-- Start --

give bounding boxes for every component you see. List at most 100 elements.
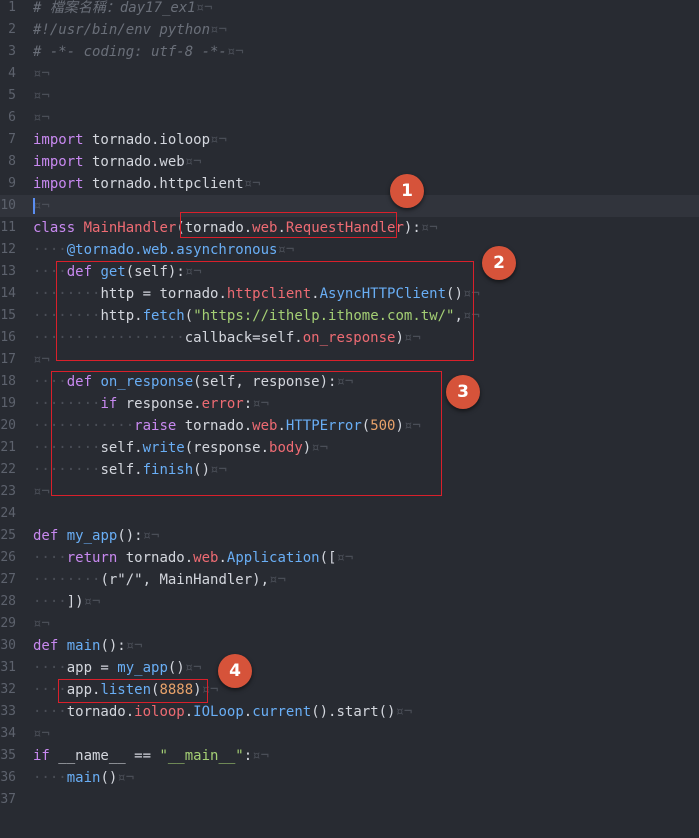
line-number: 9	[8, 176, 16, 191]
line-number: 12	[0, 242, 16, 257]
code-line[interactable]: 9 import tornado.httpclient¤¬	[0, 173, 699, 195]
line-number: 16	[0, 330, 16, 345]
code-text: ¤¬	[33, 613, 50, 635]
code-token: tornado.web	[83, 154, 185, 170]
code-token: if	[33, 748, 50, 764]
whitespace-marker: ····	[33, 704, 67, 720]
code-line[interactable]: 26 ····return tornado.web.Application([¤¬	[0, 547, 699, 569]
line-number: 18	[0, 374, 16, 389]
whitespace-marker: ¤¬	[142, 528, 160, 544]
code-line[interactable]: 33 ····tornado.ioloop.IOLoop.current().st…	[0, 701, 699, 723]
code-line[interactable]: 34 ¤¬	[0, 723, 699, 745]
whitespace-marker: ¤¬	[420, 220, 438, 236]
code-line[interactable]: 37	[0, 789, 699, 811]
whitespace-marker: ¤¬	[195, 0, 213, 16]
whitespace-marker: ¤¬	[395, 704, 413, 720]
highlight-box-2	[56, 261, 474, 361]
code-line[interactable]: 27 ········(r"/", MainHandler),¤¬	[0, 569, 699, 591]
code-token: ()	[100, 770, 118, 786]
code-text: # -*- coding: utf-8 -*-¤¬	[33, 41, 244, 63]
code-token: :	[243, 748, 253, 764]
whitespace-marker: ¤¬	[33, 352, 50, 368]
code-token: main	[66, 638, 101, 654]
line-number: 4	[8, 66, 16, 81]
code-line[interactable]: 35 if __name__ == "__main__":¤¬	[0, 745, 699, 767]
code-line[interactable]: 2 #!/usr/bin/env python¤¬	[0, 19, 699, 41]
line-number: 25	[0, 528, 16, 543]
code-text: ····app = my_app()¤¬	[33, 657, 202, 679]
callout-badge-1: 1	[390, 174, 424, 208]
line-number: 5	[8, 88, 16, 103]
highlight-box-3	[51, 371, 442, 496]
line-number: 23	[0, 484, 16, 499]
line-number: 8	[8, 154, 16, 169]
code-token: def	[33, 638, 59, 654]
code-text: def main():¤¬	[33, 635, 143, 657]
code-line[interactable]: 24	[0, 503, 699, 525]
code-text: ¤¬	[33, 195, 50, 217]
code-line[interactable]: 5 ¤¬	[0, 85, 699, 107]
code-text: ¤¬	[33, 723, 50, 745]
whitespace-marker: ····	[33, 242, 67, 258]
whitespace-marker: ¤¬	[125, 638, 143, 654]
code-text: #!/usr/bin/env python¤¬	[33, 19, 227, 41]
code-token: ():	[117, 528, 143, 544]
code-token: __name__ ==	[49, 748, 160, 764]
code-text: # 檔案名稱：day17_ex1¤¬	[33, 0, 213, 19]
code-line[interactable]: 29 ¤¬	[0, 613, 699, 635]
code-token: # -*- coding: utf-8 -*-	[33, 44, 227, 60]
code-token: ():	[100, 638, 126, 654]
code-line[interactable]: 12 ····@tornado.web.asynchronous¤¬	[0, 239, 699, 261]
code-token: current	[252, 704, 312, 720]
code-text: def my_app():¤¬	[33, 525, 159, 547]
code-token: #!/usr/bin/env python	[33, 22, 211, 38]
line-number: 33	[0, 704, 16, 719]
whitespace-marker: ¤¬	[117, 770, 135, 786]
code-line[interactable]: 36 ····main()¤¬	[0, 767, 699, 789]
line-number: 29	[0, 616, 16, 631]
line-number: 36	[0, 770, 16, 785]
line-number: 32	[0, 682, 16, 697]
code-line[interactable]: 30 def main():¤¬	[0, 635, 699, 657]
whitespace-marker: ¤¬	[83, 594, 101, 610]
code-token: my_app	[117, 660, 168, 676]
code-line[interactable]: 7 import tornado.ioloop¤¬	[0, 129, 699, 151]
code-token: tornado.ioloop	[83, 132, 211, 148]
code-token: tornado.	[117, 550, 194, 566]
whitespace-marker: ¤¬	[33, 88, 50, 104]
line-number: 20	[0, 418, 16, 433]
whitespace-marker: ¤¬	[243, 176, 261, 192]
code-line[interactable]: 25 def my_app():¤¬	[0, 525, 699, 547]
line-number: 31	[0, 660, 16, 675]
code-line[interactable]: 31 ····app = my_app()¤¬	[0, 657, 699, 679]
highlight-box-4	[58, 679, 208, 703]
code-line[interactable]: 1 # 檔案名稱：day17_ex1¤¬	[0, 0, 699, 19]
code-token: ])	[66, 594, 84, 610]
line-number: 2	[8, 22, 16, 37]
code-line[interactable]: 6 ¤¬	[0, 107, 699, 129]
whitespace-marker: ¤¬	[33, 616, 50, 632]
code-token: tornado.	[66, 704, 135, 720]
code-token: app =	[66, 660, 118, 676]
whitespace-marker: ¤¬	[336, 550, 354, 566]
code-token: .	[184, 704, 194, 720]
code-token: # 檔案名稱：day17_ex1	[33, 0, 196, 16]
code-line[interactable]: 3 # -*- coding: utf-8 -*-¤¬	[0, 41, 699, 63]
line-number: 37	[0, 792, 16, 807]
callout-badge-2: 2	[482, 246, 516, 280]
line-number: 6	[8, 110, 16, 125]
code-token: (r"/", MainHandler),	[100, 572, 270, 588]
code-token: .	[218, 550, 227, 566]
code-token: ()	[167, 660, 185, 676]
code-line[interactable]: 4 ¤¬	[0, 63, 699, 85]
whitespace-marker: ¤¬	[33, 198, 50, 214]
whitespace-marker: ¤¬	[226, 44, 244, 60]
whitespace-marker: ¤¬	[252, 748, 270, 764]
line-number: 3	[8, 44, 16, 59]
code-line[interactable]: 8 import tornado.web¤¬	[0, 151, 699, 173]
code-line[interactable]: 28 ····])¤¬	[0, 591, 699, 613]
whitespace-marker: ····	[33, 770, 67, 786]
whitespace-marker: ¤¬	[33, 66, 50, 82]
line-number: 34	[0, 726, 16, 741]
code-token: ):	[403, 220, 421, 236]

-- End --

TASK DETAILS: Please reproduce every line of the listing above verbatim, leaving out the pictures.

SOLUTION BELOW:
give bounding boxes for every component you see. List at most 100 elements.
line-number: 9	[8, 176, 16, 191]
line-number: 12	[0, 242, 16, 257]
code-line[interactable]: 9 import tornado.httpclient¤¬	[0, 173, 699, 195]
line-number: 16	[0, 330, 16, 345]
code-text: ¤¬	[33, 613, 50, 635]
code-token: tornado.web	[83, 154, 185, 170]
code-token: if	[33, 748, 50, 764]
whitespace-marker: ····	[33, 704, 67, 720]
code-line[interactable]: 26 ····return tornado.web.Application([¤¬	[0, 547, 699, 569]
line-number: 18	[0, 374, 16, 389]
whitespace-marker: ¤¬	[142, 528, 160, 544]
code-line[interactable]: 33 ····tornado.ioloop.IOLoop.current().st…	[0, 701, 699, 723]
code-line[interactable]: 34 ¤¬	[0, 723, 699, 745]
whitespace-marker: ¤¬	[420, 220, 438, 236]
code-line[interactable]: 37	[0, 789, 699, 811]
whitespace-marker: ¤¬	[195, 0, 213, 16]
whitespace-marker: ¤¬	[395, 704, 413, 720]
highlight-box-2	[56, 261, 474, 361]
code-line[interactable]: 27 ········(r"/", MainHandler),¤¬	[0, 569, 699, 591]
code-token: ()	[100, 770, 118, 786]
code-text: # -*- coding: utf-8 -*-¤¬	[33, 41, 244, 63]
code-token: :	[243, 748, 253, 764]
whitespace-marker: ¤¬	[33, 352, 50, 368]
code-token: main	[66, 638, 101, 654]
line-number: 4	[8, 66, 16, 81]
code-line[interactable]: 35 if __name__ == "__main__":¤¬	[0, 745, 699, 767]
code-line[interactable]: 2 #!/usr/bin/env python¤¬	[0, 19, 699, 41]
line-number: 25	[0, 528, 16, 543]
code-text: ····app = my_app()¤¬	[33, 657, 202, 679]
callout-badge-1: 1	[390, 174, 424, 208]
line-number: 5	[8, 88, 16, 103]
highlight-box-3	[51, 371, 442, 496]
line-number: 23	[0, 484, 16, 499]
line-number: 8	[8, 154, 16, 169]
code-token: def	[33, 638, 59, 654]
code-text: def main():¤¬	[33, 635, 143, 657]
code-line[interactable]: 24	[0, 503, 699, 525]
code-text: ¤¬	[33, 195, 50, 217]
code-line[interactable]: 5 ¤¬	[0, 85, 699, 107]
code-text: ¤¬	[33, 723, 50, 745]
whitespace-marker: ····	[33, 242, 67, 258]
whitespace-marker: ¤¬	[125, 638, 143, 654]
code-text: #!/usr/bin/env python¤¬	[33, 19, 227, 41]
code-token: ():	[117, 528, 143, 544]
code-token: __name__ ==	[49, 748, 160, 764]
code-text: # 檔案名稱：day17_ex1¤¬	[33, 0, 213, 19]
code-line[interactable]: 29 ¤¬	[0, 613, 699, 635]
code-token: # -*- coding: utf-8 -*-	[33, 44, 227, 60]
code-token: ():	[100, 638, 126, 654]
code-line[interactable]: 12 ····@tornado.web.asynchronous¤¬	[0, 239, 699, 261]
code-token: current	[252, 704, 312, 720]
code-text: def my_app():¤¬	[33, 525, 159, 547]
code-token: #!/usr/bin/env python	[33, 22, 211, 38]
line-number: 33	[0, 704, 16, 719]
whitespace-marker: ¤¬	[117, 770, 135, 786]
code-line[interactable]: 36 ····main()¤¬	[0, 767, 699, 789]
line-number: 29	[0, 616, 16, 631]
line-number: 36	[0, 770, 16, 785]
line-number: 32	[0, 682, 16, 697]
code-line[interactable]: 30 def main():¤¬	[0, 635, 699, 657]
whitespace-marker: ¤¬	[83, 594, 101, 610]
code-token: my_app	[117, 660, 168, 676]
code-line[interactable]: 7 import tornado.ioloop¤¬	[0, 129, 699, 151]
code-token: tornado.ioloop	[83, 132, 211, 148]
code-token: tornado.	[117, 550, 194, 566]
whitespace-marker: ¤¬	[33, 88, 50, 104]
line-number: 20	[0, 418, 16, 433]
whitespace-marker: ¤¬	[243, 176, 261, 192]
code-line[interactable]: 25 def my_app():¤¬	[0, 525, 699, 547]
line-number: 31	[0, 660, 16, 675]
code-line[interactable]: 31 ····app = my_app()¤¬	[0, 657, 699, 679]
highlight-box-4	[58, 679, 208, 703]
code-line[interactable]: 1 # 檔案名稱：day17_ex1¤¬	[0, 0, 699, 19]
code-token: ])	[66, 594, 84, 610]
line-number: 2	[8, 22, 16, 37]
code-line[interactable]: 6 ¤¬	[0, 107, 699, 129]
whitespace-marker: ¤¬	[33, 616, 50, 632]
code-token: tornado.	[66, 704, 135, 720]
code-token: app =	[66, 660, 118, 676]
whitespace-marker: ¤¬	[336, 550, 354, 566]
code-token: .	[184, 704, 194, 720]
code-token: # 檔案名稱：day17_ex1	[33, 0, 196, 16]
code-line[interactable]: 3 # -*- coding: utf-8 -*-¤¬	[0, 41, 699, 63]
line-number: 37	[0, 792, 16, 807]
callout-badge-2: 2	[482, 246, 516, 280]
line-number: 6	[8, 110, 16, 125]
code-token: (r"/", MainHandler),	[100, 572, 270, 588]
code-token: .	[218, 550, 227, 566]
code-token: ()	[167, 660, 185, 676]
code-line[interactable]: 4 ¤¬	[0, 63, 699, 85]
whitespace-marker: ¤¬	[33, 198, 50, 214]
whitespace-marker: ¤¬	[226, 44, 244, 60]
whitespace-marker: ¤¬	[252, 748, 270, 764]
line-number: 3	[8, 44, 16, 59]
code-line[interactable]: 8 import tornado.web¤¬	[0, 151, 699, 173]
code-line[interactable]: 28 ····])¤¬	[0, 591, 699, 613]
whitespace-marker: ····	[33, 770, 67, 786]
whitespace-marker: ¤¬	[33, 66, 50, 82]
line-number: 34	[0, 726, 16, 741]
code-token: ):	[403, 220, 421, 236]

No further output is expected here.